Start of RECORDS FOR PROCESSING

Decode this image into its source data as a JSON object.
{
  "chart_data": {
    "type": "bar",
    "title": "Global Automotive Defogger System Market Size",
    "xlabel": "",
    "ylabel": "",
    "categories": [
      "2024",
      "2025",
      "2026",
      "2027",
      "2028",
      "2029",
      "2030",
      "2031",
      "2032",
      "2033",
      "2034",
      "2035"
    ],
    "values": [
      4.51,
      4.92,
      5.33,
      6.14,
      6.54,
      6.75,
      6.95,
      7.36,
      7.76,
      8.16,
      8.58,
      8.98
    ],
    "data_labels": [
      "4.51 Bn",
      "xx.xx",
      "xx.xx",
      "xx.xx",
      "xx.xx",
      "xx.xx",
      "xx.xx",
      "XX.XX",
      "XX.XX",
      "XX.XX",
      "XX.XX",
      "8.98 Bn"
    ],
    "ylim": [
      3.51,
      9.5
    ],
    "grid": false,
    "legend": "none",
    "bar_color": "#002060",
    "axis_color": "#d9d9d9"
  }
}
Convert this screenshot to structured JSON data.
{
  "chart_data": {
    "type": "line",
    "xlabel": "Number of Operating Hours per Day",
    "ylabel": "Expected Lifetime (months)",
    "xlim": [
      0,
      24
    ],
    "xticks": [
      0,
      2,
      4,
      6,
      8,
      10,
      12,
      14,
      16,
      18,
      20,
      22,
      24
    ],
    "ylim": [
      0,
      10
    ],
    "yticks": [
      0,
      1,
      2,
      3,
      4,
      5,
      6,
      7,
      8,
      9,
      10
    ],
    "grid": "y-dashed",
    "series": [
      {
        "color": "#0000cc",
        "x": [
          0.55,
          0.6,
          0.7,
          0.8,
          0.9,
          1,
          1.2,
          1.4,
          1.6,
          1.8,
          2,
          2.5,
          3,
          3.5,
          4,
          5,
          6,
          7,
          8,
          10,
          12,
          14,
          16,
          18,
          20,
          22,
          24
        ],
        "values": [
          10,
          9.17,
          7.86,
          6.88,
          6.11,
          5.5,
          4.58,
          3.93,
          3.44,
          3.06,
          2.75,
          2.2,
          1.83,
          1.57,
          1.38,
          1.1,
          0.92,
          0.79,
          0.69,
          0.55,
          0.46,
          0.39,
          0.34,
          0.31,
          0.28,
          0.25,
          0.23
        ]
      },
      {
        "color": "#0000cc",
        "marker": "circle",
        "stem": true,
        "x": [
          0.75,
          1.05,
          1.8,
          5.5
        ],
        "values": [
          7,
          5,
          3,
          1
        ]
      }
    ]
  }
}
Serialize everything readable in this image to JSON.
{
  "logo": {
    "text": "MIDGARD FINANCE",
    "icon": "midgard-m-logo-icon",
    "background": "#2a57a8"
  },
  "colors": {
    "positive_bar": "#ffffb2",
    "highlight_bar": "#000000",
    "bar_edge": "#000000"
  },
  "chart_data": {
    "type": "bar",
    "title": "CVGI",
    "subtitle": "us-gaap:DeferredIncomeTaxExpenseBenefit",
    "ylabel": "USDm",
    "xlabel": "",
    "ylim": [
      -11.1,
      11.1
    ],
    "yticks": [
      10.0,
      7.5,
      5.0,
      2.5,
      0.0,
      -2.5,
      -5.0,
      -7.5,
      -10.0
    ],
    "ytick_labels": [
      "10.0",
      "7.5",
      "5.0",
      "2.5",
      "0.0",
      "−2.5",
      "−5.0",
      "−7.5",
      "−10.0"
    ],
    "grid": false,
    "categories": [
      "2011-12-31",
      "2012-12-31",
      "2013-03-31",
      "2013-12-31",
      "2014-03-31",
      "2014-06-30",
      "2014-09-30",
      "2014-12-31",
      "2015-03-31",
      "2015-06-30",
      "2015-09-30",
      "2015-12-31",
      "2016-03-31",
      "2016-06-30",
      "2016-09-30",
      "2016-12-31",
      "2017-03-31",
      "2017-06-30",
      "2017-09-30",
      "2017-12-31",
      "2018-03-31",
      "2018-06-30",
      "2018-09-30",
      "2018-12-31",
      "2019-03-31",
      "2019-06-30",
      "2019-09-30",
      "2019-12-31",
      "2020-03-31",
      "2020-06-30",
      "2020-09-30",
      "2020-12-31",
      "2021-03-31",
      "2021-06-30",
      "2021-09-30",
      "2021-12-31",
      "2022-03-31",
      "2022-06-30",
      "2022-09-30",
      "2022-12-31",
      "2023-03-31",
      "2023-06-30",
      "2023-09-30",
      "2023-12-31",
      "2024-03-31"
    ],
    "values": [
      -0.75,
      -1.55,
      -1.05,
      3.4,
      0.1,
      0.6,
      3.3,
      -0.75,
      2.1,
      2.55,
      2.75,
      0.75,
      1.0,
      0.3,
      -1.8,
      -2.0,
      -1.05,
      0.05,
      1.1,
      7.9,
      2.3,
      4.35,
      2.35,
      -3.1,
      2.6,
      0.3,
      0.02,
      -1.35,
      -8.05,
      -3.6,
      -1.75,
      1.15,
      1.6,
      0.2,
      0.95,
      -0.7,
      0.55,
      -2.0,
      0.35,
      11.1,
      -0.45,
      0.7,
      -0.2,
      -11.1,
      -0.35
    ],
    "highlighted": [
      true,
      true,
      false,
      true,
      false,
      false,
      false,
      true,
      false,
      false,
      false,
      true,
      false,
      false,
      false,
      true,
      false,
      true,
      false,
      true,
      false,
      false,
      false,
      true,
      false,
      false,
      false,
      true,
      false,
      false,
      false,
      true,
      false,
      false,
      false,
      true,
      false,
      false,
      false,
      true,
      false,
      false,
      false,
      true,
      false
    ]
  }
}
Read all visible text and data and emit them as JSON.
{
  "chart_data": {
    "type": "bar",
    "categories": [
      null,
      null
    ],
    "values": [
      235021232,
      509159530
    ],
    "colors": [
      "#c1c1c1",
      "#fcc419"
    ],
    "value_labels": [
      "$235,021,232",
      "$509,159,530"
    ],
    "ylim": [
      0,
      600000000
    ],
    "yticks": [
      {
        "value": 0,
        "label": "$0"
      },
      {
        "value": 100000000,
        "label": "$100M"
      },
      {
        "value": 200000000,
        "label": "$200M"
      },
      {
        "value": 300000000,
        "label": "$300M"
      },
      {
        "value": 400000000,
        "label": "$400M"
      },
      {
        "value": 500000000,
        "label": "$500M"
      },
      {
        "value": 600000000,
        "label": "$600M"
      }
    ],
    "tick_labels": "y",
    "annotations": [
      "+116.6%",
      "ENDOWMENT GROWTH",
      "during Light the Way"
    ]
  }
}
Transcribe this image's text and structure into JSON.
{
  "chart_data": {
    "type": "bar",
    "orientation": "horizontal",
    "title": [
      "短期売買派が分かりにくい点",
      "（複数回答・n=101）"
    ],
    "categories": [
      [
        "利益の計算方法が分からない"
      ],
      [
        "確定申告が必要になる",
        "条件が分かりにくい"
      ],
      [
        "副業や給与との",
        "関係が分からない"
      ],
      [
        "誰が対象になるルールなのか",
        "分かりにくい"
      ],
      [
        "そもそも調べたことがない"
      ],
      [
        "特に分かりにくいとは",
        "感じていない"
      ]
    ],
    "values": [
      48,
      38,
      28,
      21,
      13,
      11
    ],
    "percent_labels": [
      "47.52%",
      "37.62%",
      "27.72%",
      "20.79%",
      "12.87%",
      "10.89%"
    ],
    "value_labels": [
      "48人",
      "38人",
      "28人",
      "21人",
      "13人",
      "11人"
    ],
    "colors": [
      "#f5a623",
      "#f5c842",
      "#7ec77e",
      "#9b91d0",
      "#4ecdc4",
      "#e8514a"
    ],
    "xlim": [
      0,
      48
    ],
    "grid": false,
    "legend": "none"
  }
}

End of RECORDS FOR PROCESSING

## GIVEN PROBLEM
Read the lines above. Gather those in which the string "this" is found.

## WRITTEN RESPONSE
Decode this image into its source data as a JSON object.
Convert this screenshot to structured JSON data.
Serialize everything readable in this image to JSON.
Transcribe this image's text and structure into JSON.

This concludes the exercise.